**Exercise description**
From the listing below, pick out each line with the word "encara".

**Dataset**
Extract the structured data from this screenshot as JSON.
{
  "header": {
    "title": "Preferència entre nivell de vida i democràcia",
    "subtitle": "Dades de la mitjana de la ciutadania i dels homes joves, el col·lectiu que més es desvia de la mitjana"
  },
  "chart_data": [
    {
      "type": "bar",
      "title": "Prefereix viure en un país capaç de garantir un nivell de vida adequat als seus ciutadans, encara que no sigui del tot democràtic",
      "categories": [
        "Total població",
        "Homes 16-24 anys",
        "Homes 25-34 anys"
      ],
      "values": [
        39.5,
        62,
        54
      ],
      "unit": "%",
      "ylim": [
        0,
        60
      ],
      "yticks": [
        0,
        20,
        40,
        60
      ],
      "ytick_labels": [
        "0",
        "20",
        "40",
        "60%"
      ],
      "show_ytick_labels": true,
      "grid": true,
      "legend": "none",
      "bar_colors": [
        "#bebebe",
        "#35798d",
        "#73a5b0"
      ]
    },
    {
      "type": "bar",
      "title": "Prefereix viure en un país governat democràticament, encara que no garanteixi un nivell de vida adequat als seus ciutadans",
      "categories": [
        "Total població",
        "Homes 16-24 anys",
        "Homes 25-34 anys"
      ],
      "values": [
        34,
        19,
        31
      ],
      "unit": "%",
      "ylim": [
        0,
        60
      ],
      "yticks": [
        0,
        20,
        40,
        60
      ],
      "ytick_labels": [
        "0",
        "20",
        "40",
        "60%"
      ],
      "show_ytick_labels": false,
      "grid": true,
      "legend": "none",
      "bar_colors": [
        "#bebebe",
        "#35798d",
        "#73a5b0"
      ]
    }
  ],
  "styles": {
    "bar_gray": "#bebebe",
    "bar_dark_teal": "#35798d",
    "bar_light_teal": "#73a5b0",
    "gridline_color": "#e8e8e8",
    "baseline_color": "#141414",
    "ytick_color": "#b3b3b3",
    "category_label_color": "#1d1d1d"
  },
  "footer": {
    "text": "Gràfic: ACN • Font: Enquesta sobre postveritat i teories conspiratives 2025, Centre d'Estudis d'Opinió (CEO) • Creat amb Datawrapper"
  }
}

**Reply**
      "title": "Prefereix viure en un país capaç de garantir un nivell de vida adequat als seus ciutadans, encara que no sigui del tot democràtic",
      "title": "Prefereix viure en un país governat democràticament, encara que no garanteixi un nivell de vida adequat als seus ciutadans",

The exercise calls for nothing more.